WHAT THE EXERCISE ASKS:
In the records below, find each line with the word "color" and copy it.

PROVIDED MATERIAL:
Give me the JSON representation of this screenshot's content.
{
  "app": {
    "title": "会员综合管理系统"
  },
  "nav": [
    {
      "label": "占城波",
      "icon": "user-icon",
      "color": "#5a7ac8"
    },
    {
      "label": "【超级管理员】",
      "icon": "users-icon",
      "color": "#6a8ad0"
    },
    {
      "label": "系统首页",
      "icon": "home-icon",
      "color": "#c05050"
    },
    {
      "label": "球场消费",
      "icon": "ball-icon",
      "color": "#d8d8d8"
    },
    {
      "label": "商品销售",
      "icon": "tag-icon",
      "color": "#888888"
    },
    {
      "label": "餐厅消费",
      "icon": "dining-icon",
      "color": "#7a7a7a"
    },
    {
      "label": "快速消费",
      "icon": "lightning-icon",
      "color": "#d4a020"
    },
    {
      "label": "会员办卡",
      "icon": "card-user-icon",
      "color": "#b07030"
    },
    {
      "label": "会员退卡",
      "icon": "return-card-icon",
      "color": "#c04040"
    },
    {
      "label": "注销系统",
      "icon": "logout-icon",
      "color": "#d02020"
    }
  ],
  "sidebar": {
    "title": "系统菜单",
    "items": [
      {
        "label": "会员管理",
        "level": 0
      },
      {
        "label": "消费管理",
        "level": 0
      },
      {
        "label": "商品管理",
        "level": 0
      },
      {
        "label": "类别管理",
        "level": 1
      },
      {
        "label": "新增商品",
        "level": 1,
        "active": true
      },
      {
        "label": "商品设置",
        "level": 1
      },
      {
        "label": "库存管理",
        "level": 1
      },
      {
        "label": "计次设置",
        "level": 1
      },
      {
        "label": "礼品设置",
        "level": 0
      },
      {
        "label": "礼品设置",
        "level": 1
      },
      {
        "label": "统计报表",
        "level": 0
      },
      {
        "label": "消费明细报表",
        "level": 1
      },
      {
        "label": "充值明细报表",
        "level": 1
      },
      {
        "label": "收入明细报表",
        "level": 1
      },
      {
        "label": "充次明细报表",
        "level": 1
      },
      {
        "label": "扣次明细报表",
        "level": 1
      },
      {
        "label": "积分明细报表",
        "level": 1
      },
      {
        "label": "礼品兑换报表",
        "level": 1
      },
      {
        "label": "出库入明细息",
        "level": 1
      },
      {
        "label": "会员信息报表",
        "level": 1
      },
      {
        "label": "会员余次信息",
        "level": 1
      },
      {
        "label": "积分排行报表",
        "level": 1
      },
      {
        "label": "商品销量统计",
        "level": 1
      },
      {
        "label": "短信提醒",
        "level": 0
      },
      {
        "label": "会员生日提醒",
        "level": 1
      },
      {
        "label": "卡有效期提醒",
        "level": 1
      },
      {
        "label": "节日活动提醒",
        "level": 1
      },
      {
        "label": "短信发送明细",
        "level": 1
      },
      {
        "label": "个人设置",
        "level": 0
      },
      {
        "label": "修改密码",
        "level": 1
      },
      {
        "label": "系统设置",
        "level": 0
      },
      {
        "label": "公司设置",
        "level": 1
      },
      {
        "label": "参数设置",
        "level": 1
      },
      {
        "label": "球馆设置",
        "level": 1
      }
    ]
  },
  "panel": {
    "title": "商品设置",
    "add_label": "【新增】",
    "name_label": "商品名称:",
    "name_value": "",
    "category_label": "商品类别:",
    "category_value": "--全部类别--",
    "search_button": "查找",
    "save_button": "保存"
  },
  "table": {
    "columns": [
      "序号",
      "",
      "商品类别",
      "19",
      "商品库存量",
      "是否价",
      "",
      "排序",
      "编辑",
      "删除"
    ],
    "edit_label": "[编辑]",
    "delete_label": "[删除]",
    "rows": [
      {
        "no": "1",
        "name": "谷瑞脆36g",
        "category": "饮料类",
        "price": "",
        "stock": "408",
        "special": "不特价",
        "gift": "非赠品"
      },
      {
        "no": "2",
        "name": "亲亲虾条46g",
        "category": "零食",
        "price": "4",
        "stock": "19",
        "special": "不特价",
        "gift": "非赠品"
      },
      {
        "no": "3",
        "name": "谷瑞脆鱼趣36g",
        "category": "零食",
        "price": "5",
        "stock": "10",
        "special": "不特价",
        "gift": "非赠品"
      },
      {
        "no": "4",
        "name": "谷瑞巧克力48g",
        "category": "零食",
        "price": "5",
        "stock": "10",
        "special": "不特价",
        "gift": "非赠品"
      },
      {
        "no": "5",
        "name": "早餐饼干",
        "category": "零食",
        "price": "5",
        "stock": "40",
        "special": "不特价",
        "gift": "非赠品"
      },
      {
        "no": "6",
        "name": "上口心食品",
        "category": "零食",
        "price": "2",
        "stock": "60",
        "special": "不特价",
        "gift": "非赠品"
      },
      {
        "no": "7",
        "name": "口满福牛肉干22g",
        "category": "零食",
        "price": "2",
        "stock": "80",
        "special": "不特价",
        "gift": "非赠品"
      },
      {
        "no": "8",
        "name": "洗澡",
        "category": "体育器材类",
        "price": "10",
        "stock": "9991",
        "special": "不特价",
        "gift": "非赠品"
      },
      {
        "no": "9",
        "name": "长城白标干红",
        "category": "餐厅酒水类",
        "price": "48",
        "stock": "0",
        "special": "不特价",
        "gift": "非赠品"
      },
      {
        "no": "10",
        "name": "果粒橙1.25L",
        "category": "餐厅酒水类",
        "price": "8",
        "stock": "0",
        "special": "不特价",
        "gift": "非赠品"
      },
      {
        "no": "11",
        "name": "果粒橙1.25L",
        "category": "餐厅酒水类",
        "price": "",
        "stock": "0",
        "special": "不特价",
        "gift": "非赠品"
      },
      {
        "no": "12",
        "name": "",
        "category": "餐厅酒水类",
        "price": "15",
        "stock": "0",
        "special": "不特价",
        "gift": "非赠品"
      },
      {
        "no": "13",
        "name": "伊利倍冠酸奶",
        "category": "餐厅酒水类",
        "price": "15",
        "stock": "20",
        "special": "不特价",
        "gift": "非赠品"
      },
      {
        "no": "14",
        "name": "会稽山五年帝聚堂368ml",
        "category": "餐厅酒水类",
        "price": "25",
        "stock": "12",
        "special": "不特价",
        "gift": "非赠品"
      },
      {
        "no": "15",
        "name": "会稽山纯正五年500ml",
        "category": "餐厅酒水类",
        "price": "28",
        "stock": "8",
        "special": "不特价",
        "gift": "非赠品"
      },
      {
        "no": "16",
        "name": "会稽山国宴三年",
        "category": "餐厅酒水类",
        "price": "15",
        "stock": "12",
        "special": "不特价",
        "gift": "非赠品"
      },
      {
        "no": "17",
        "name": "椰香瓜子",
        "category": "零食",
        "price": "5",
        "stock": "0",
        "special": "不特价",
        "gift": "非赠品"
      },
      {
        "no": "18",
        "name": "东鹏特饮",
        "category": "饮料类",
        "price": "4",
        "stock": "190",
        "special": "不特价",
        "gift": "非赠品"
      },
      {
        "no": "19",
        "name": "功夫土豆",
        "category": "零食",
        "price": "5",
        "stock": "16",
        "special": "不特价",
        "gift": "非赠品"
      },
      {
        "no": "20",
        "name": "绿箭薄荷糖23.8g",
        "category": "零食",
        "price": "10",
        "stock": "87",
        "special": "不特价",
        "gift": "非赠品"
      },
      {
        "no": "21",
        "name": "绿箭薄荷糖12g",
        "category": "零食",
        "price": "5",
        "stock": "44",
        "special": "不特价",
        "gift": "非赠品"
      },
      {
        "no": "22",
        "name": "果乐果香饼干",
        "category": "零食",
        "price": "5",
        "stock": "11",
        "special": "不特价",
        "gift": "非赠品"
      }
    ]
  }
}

FINAL RESULT:
      "color": "#5a7ac8"
      "color": "#6a8ad0"
      "color": "#c05050"
      "color": "#d8d8d8"
      "color": "#888888"
      "color": "#7a7a7a"
      "color": "#d4a020"
      "color": "#b07030"
      "color": "#c04040"
      "color": "#d02020"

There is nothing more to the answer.